OBJECTIVE: Return, character for character, the lines from the one bearing "Output a JSON" through the end of the material. Omit everything before that line.
────────
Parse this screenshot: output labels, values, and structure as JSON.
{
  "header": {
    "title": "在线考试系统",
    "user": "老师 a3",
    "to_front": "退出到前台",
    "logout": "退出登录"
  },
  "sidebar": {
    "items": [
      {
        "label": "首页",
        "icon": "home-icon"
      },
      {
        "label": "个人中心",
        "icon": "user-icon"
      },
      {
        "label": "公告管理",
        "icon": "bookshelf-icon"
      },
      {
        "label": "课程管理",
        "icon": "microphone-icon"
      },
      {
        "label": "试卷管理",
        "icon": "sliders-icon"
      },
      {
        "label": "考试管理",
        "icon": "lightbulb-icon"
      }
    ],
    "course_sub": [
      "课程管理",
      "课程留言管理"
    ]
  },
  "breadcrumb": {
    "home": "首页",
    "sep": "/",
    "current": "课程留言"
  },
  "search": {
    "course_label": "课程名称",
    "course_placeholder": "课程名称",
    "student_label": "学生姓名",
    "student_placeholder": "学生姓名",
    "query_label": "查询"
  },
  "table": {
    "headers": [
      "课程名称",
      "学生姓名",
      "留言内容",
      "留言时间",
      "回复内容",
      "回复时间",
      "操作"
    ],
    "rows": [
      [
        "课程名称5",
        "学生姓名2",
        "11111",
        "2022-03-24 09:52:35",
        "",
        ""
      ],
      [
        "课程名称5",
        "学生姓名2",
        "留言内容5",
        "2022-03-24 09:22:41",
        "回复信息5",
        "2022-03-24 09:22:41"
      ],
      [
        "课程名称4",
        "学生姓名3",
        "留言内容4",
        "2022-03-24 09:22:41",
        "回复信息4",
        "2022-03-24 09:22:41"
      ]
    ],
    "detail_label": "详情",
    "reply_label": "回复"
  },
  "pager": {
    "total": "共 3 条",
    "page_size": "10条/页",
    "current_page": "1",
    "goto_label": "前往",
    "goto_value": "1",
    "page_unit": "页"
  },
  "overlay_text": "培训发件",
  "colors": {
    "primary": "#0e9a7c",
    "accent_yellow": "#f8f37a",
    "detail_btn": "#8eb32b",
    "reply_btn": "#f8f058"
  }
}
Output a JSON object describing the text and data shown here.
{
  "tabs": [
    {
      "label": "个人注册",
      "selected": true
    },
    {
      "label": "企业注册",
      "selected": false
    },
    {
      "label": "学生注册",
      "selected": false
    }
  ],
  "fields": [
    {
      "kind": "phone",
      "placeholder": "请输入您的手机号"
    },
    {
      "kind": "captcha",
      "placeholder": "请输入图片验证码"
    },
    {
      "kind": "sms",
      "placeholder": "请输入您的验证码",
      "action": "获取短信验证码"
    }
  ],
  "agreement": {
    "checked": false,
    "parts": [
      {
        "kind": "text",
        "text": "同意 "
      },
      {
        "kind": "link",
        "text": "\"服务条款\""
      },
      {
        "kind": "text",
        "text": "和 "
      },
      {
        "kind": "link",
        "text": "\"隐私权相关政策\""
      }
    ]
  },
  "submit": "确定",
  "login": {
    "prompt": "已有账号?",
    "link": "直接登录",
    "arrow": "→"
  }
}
────────
WRITTEN SOLUTION:
Output a JSON object describing the text and data shown here.
{
  "tabs": [
    {
      "label": "个人注册",
      "selected": true
    },
    {
      "label": "企业注册",
      "selected": false
    },
    {
      "label": "学生注册",
      "selected": false
    }
  ],
  "fields": [
    {
      "kind": "phone",
      "placeholder": "请输入您的手机号"
    },
    {
      "kind": "captcha",
      "placeholder": "请输入图片验证码"
    },
    {
      "kind": "sms",
      "placeholder": "请输入您的验证码",
      "action": "获取短信验证码"
    }
  ],
  "agreement": {
    "checked": false,
    "parts": [
      {
        "kind": "text",
        "text": "同意 "
      },
      {
        "kind": "link",
        "text": "\"服务条款\""
      },
      {
        "kind": "text",
        "text": "和 "
      },
      {
        "kind": "link",
        "text": "\"隐私权相关政策\""
      }
    ]
  },
  "submit": "确定",
  "login": {
    "prompt": "已有账号?",
    "link": "直接登录",
    "arrow": "→"
  }
}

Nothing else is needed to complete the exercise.